**Raw records**
_ _ _ _
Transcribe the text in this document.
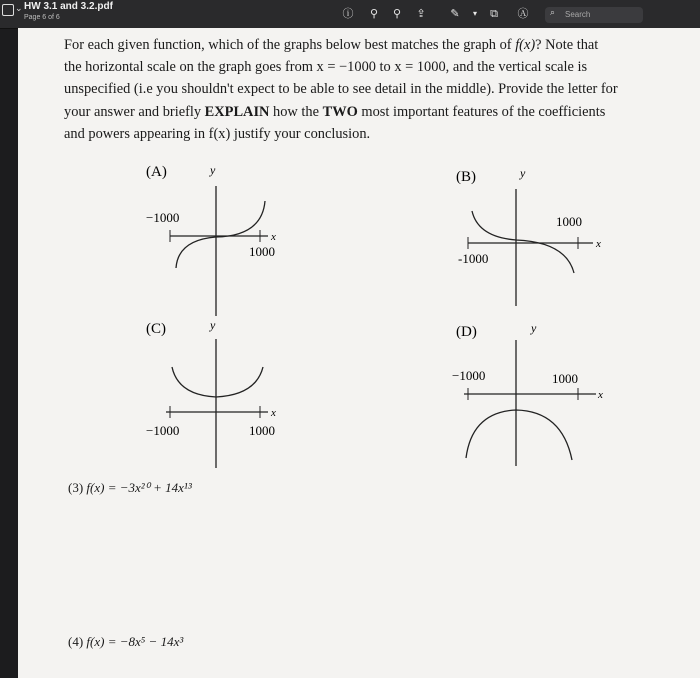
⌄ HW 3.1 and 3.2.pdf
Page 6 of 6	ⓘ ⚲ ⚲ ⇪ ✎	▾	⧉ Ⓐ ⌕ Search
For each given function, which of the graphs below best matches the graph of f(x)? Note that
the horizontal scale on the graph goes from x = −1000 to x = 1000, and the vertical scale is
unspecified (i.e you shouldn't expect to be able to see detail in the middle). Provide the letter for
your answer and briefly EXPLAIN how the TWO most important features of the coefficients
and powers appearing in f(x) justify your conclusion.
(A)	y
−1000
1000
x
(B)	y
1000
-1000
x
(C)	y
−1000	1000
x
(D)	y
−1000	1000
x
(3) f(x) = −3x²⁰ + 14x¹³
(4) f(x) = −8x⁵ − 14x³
_ _ _ _
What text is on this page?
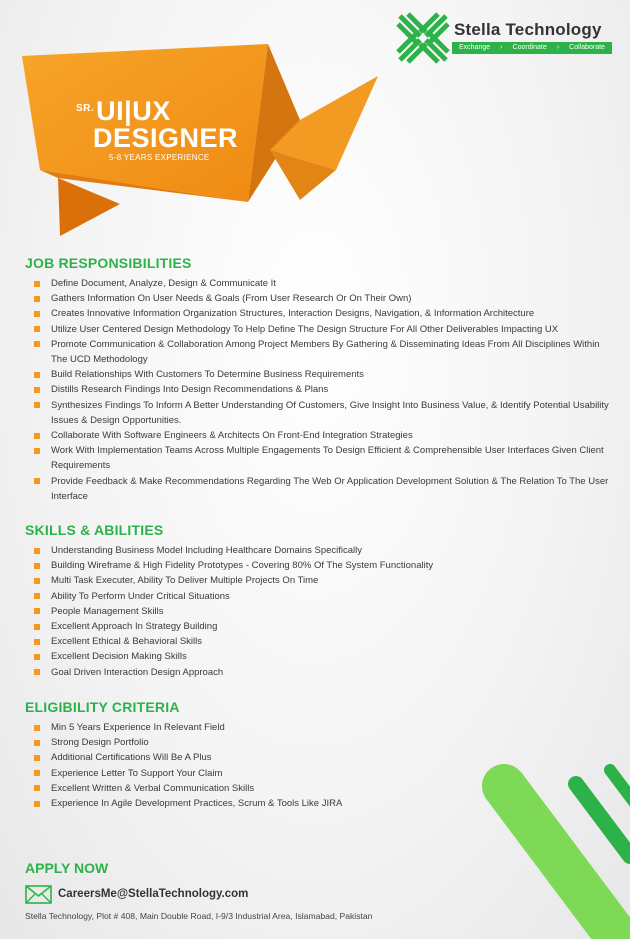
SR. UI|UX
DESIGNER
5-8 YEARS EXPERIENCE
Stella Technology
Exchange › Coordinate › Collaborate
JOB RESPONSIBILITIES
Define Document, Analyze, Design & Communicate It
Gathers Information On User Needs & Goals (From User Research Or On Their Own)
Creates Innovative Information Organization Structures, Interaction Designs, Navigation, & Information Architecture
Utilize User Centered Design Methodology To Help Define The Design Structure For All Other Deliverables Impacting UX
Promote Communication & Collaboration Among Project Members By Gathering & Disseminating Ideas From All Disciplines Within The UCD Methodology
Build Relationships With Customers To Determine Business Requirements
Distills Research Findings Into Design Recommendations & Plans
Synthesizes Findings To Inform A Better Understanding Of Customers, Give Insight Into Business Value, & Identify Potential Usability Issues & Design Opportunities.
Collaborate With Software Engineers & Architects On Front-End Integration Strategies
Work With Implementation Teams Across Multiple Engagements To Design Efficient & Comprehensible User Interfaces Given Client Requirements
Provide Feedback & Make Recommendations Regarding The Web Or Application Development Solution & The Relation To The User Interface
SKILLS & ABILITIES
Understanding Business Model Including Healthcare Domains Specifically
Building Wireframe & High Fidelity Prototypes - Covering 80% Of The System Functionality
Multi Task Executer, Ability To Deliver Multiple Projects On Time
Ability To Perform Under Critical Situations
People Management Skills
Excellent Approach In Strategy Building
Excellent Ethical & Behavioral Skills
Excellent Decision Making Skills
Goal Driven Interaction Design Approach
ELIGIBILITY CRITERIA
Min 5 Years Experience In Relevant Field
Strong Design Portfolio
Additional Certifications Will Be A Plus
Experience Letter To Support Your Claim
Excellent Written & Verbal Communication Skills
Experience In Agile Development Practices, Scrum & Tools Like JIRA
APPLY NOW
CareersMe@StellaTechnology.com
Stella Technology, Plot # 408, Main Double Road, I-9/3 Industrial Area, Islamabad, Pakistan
_ _ _ _
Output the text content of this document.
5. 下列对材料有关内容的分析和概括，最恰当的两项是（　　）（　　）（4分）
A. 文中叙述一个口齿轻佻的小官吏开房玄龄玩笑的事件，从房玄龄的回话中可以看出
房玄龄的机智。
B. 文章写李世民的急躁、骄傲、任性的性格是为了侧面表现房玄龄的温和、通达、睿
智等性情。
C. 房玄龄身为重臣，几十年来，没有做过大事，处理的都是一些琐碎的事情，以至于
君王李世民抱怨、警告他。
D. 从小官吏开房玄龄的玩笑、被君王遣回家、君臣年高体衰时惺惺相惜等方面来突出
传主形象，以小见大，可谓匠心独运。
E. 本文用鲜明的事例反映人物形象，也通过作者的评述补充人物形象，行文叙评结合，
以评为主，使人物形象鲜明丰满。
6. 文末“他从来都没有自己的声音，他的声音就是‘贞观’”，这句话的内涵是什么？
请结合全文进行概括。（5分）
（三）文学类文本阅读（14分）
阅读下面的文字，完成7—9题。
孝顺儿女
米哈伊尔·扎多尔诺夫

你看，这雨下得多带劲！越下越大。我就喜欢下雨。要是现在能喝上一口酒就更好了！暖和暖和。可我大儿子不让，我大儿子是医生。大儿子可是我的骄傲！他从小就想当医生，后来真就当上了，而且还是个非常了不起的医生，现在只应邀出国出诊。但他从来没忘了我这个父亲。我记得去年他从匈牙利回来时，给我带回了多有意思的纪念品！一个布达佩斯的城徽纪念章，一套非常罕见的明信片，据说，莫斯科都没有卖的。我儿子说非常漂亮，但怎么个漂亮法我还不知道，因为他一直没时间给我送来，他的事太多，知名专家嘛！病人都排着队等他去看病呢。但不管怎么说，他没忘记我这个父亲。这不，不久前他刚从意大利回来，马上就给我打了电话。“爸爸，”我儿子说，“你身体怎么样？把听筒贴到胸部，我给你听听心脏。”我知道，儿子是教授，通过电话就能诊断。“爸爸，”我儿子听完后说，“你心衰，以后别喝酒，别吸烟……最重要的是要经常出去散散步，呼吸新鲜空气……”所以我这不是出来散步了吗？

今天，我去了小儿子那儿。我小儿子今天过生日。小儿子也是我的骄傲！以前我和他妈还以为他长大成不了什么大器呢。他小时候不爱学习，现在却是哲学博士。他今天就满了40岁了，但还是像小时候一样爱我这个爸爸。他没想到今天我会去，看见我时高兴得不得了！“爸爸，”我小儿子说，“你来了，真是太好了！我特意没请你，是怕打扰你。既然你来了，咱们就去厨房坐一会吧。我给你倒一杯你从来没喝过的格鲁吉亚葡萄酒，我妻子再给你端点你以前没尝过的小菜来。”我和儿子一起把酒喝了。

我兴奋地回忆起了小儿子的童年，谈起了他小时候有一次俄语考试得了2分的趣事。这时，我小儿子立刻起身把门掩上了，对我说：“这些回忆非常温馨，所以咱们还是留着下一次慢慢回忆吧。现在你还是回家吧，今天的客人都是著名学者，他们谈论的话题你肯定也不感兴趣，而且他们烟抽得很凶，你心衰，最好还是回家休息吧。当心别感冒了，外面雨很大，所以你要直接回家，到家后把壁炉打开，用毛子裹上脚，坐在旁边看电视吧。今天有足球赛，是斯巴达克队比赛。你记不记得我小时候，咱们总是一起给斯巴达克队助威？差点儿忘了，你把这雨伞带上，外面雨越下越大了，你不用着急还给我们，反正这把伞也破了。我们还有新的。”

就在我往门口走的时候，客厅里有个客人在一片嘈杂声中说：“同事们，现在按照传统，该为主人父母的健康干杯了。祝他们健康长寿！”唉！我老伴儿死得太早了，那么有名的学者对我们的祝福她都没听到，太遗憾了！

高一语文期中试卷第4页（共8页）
_ _ _ _
**What is needed**
In the entries above, identify each line that includes the string "Customers", then copy it.

**Answer to the problem**
Build Relationships With Customers To Determine Business Requirements
Synthesizes Findings To Inform A Better Understanding Of Customers, Give Insight Into Business Value, & Identify Potential Usability Issues & Design Opportunities.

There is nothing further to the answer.